(Stored data)
□ □ □ □ □ □ □

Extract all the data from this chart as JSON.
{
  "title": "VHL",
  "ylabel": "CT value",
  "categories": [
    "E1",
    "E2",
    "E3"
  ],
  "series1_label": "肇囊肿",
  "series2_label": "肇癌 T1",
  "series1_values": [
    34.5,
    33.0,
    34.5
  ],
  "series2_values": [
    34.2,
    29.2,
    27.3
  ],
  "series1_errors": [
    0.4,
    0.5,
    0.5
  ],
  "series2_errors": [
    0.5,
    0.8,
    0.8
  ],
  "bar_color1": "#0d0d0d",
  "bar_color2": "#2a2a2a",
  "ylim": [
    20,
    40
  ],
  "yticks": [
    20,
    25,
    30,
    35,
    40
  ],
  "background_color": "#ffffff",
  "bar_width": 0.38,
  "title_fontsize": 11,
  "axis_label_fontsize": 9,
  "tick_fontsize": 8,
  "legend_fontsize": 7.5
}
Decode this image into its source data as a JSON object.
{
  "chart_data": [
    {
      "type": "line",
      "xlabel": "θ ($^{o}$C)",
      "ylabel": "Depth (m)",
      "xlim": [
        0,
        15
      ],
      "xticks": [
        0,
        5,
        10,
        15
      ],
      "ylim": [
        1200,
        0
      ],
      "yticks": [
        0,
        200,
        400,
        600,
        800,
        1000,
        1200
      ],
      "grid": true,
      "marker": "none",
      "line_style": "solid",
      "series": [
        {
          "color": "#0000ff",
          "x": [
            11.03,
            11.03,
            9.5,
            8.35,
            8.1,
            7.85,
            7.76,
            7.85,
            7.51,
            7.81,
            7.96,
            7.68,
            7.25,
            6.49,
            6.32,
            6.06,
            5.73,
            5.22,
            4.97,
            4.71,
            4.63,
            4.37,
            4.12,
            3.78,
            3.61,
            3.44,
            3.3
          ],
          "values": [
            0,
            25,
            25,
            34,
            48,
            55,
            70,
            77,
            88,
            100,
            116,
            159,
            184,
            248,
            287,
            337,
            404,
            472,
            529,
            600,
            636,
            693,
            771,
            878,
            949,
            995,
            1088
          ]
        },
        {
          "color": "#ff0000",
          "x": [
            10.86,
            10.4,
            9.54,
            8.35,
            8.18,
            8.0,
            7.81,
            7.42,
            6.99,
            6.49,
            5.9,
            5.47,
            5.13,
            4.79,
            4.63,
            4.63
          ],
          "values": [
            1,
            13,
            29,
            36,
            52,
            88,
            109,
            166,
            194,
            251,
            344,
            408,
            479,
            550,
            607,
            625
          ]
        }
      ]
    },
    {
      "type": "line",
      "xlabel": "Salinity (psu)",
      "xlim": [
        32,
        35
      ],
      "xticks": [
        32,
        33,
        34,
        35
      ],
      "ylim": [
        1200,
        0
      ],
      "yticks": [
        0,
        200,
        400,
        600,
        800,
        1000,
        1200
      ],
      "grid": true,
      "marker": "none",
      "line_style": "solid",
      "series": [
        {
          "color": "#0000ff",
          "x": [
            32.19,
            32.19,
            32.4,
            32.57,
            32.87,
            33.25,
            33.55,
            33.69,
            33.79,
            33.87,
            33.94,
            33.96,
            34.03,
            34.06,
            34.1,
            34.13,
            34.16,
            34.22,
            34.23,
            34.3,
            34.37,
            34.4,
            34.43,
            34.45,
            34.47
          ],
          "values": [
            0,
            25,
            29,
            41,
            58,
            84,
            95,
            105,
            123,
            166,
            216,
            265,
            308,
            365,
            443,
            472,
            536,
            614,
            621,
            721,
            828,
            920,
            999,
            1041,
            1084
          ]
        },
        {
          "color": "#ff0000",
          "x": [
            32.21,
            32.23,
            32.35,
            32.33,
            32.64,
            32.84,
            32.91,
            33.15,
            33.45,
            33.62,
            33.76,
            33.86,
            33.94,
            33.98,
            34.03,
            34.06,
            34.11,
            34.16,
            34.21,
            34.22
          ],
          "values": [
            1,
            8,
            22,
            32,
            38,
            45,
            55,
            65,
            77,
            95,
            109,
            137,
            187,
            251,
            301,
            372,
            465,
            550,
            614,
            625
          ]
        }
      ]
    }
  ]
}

□ □ □ □ □ □ □

Goal: Without leaving anything out, give the entries again exactly.

Response to this exercise:
Extract all the data from this chart as JSON.
{
  "title": "VHL",
  "ylabel": "CT value",
  "categories": [
    "E1",
    "E2",
    "E3"
  ],
  "series1_label": "肇囊肿",
  "series2_label": "肇癌 T1",
  "series1_values": [
    34.5,
    33.0,
    34.5
  ],
  "series2_values": [
    34.2,
    29.2,
    27.3
  ],
  "series1_errors": [
    0.4,
    0.5,
    0.5
  ],
  "series2_errors": [
    0.5,
    0.8,
    0.8
  ],
  "bar_color1": "#0d0d0d",
  "bar_color2": "#2a2a2a",
  "ylim": [
    20,
    40
  ],
  "yticks": [
    20,
    25,
    30,
    35,
    40
  ],
  "background_color": "#ffffff",
  "bar_width": 0.38,
  "title_fontsize": 11,
  "axis_label_fontsize": 9,
  "tick_fontsize": 8,
  "legend_fontsize": 7.5
}
Decode this image into its source data as a JSON object.
{
  "chart_data": [
    {
      "type": "line",
      "xlabel": "θ ($^{o}$C)",
      "ylabel": "Depth (m)",
      "xlim": [
        0,
        15
      ],
      "xticks": [
        0,
        5,
        10,
        15
      ],
      "ylim": [
        1200,
        0
      ],
      "yticks": [
        0,
        200,
        400,
        600,
        800,
        1000,
        1200
      ],
      "grid": true,
      "marker": "none",
      "line_style": "solid",
      "series": [
        {
          "color": "#0000ff",
          "x": [
            11.03,
            11.03,
            9.5,
            8.35,
            8.1,
            7.85,
            7.76,
            7.85,
            7.51,
            7.81,
            7.96,
            7.68,
            7.25,
            6.49,
            6.32,
            6.06,
            5.73,
            5.22,
            4.97,
            4.71,
            4.63,
            4.37,
            4.12,
            3.78,
            3.61,
            3.44,
            3.3
          ],
          "values": [
            0,
            25,
            25,
            34,
            48,
            55,
            70,
            77,
            88,
            100,
            116,
            159,
            184,
            248,
            287,
            337,
            404,
            472,
            529,
            600,
            636,
            693,
            771,
            878,
            949,
            995,
            1088
          ]
        },
        {
          "color": "#ff0000",
          "x": [
            10.86,
            10.4,
            9.54,
            8.35,
            8.18,
            8.0,
            7.81,
            7.42,
            6.99,
            6.49,
            5.9,
            5.47,
            5.13,
            4.79,
            4.63,
            4.63
          ],
          "values": [
            1,
            13,
            29,
            36,
            52,
            88,
            109,
            166,
            194,
            251,
            344,
            408,
            479,
            550,
            607,
            625
          ]
        }
      ]
    },
    {
      "type": "line",
      "xlabel": "Salinity (psu)",
      "xlim": [
        32,
        35
      ],
      "xticks": [
        32,
        33,
        34,
        35
      ],
      "ylim": [
        1200,
        0
      ],
      "yticks": [
        0,
        200,
        400,
        600,
        800,
        1000,
        1200
      ],
      "grid": true,
      "marker": "none",
      "line_style": "solid",
      "series": [
        {
          "color": "#0000ff",
          "x": [
            32.19,
            32.19,
            32.4,
            32.57,
            32.87,
            33.25,
            33.55,
            33.69,
            33.79,
            33.87,
            33.94,
            33.96,
            34.03,
            34.06,
            34.1,
            34.13,
            34.16,
            34.22,
            34.23,
            34.3,
            34.37,
            34.4,
            34.43,
            34.45,
            34.47
          ],
          "values": [
            0,
            25,
            29,
            41,
            58,
            84,
            95,
            105,
            123,
            166,
            216,
            265,
            308,
            365,
            443,
            472,
            536,
            614,
            621,
            721,
            828,
            920,
            999,
            1041,
            1084
          ]
        },
        {
          "color": "#ff0000",
          "x": [
            32.21,
            32.23,
            32.35,
            32.33,
            32.64,
            32.84,
            32.91,
            33.15,
            33.45,
            33.62,
            33.76,
            33.86,
            33.94,
            33.98,
            34.03,
            34.06,
            34.11,
            34.16,
            34.21,
            34.22
          ],
          "values": [
            1,
            8,
            22,
            32,
            38,
            45,
            55,
            65,
            77,
            95,
            109,
            137,
            187,
            251,
            301,
            372,
            465,
            550,
            614,
            625
          ]
        }
      ]
    }
  ]
}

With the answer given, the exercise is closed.